[Data listing]
**********

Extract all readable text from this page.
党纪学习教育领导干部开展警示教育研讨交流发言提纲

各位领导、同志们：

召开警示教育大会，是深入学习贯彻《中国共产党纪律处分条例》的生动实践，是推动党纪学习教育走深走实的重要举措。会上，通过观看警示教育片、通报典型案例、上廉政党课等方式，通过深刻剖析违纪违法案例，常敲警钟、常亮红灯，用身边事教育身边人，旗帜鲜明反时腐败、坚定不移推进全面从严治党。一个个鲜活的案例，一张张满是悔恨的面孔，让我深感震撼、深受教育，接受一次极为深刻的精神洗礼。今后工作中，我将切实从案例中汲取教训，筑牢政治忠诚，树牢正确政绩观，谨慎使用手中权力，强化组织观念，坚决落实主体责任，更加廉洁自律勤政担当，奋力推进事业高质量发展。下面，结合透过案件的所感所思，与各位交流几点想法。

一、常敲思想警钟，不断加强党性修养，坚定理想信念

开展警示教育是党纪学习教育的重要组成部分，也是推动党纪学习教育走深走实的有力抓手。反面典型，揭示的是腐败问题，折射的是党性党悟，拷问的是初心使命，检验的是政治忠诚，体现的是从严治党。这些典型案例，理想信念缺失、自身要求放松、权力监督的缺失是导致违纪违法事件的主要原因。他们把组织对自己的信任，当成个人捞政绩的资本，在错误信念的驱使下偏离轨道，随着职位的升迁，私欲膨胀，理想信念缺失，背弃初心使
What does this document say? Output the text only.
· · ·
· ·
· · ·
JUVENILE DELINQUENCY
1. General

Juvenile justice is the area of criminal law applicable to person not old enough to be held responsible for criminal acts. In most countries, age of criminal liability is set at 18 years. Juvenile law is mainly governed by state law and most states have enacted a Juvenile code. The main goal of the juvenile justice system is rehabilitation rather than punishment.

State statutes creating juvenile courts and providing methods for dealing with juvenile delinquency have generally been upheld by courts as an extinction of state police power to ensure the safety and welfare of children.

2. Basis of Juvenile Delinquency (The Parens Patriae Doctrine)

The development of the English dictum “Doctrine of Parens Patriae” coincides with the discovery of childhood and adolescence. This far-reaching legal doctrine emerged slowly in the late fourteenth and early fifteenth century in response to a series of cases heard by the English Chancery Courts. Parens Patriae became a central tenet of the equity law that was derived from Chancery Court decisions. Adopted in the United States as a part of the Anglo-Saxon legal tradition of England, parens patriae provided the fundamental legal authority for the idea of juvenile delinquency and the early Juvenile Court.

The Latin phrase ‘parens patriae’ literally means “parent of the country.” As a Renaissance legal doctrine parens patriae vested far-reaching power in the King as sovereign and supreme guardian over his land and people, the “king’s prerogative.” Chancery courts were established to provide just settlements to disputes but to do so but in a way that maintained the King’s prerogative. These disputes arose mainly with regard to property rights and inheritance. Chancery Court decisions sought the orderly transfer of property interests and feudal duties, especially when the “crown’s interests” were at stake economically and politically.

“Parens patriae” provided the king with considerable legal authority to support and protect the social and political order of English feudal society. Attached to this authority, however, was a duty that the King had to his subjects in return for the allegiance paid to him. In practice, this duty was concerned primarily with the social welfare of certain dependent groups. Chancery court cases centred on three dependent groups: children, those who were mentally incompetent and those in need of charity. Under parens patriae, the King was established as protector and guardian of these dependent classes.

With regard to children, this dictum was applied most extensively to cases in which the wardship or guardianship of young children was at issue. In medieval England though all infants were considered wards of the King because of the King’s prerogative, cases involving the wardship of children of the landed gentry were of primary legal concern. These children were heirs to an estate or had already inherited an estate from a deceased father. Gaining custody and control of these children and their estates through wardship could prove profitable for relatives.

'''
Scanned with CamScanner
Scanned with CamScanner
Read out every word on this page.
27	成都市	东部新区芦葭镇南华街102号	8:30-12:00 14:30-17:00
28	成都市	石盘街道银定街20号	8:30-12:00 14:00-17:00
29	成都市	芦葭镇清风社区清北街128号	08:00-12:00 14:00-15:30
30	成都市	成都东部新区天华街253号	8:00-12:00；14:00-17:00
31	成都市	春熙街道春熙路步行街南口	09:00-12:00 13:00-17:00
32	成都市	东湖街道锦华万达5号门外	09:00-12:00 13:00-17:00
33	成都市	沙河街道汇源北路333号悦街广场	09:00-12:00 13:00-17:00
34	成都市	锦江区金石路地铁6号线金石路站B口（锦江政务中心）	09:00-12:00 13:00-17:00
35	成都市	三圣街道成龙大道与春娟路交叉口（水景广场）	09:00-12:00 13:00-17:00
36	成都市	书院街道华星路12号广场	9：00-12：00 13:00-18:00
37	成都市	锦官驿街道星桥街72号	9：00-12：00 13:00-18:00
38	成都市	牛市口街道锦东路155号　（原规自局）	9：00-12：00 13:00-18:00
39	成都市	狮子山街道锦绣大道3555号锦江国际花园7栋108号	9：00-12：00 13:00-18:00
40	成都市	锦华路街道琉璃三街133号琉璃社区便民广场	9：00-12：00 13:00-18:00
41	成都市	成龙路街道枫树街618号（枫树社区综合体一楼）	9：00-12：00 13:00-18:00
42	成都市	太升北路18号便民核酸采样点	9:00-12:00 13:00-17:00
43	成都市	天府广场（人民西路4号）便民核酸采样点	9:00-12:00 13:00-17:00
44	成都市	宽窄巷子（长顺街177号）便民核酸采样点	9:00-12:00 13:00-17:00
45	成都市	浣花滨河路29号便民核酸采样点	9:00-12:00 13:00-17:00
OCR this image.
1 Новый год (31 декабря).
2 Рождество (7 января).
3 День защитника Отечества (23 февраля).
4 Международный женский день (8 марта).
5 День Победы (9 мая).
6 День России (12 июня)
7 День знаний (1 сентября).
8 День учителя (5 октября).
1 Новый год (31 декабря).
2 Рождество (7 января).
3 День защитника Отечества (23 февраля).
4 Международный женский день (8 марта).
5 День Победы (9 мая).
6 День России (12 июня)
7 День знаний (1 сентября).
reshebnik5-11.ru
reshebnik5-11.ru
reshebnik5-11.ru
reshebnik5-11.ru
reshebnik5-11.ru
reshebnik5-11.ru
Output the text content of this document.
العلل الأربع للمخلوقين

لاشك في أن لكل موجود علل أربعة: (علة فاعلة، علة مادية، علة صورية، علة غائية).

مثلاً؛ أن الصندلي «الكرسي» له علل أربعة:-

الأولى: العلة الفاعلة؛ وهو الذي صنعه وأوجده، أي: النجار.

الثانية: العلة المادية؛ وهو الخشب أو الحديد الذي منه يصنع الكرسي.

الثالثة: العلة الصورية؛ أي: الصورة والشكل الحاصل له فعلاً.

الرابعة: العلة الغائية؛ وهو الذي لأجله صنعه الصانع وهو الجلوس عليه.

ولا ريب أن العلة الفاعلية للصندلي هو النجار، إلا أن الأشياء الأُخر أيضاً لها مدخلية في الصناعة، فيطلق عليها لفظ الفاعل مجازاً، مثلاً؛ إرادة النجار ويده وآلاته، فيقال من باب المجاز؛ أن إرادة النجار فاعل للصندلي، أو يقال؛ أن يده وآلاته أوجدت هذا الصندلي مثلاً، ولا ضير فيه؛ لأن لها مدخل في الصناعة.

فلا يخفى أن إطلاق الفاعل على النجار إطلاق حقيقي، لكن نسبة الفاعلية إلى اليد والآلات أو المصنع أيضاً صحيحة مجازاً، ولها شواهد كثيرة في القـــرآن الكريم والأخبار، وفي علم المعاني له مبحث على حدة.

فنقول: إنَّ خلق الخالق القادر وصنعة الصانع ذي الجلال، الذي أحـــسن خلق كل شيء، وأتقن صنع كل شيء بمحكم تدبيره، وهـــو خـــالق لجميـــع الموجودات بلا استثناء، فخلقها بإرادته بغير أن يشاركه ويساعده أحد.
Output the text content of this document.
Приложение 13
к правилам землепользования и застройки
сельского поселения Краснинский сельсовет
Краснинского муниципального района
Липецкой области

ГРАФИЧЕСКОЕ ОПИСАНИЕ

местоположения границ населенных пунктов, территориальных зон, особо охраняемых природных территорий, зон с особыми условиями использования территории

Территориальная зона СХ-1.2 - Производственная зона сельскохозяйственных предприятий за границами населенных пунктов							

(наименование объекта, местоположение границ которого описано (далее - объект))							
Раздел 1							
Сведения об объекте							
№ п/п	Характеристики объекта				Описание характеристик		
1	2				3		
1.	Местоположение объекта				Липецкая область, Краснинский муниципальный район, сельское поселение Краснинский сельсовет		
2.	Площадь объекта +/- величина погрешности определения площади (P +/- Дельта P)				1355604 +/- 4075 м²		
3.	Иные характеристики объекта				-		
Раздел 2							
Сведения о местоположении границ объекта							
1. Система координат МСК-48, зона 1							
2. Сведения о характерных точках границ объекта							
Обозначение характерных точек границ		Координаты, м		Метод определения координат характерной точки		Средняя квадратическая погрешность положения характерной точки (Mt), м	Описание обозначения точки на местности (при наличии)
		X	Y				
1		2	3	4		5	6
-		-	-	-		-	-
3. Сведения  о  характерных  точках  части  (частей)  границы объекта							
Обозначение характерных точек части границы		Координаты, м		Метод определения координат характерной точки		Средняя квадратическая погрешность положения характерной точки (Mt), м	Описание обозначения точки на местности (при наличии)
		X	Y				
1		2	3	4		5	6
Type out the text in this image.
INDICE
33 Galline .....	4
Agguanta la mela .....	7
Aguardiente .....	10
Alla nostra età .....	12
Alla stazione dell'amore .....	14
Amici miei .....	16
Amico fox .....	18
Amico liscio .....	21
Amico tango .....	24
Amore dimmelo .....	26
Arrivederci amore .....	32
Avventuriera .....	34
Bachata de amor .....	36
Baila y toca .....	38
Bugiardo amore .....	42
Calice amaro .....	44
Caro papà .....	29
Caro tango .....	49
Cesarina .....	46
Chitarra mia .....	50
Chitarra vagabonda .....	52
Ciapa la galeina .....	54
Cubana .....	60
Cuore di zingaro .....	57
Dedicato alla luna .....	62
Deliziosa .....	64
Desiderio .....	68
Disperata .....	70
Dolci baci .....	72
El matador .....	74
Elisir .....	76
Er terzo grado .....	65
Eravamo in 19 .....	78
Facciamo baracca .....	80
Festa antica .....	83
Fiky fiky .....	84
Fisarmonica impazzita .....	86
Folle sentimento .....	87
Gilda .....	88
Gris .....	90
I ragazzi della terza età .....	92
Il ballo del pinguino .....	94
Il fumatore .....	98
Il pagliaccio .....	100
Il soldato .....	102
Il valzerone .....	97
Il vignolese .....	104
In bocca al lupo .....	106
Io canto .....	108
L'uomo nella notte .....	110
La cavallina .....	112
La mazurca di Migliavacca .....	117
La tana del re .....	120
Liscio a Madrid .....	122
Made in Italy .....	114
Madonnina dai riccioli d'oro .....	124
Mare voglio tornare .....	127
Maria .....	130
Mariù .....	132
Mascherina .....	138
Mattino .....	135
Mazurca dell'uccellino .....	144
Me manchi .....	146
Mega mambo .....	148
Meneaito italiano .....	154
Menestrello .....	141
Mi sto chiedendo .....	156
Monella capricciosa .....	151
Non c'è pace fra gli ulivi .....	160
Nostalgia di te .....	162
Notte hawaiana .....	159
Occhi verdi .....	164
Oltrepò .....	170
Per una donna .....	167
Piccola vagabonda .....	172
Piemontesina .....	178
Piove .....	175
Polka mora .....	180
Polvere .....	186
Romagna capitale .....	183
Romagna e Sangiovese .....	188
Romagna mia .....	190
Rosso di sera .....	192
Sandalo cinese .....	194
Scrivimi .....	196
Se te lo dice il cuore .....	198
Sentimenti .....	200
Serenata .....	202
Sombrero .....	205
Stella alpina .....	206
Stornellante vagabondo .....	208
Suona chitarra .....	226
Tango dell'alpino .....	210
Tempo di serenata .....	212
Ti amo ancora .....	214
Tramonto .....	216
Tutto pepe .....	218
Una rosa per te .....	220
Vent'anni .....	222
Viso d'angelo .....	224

**********

→ Set task:
From the records above, pull out every line containing the word "координат".

→ Response to the exercise:
1. Система координат МСК-48, зона 1							
Обозначение характерных точек границ		Координаты, м		Метод определения координат характерной точки		Средняя квадратическая погрешность положения характерной точки (Mt), м	Описание обозначения точки на местности (при наличии)
Обозначение характерных точек части границы		Координаты, м		Метод определения координат характерной точки		Средняя квадратическая погрешность положения характерной точки (Mt), м	Описание обозначения точки на местности (при наличии)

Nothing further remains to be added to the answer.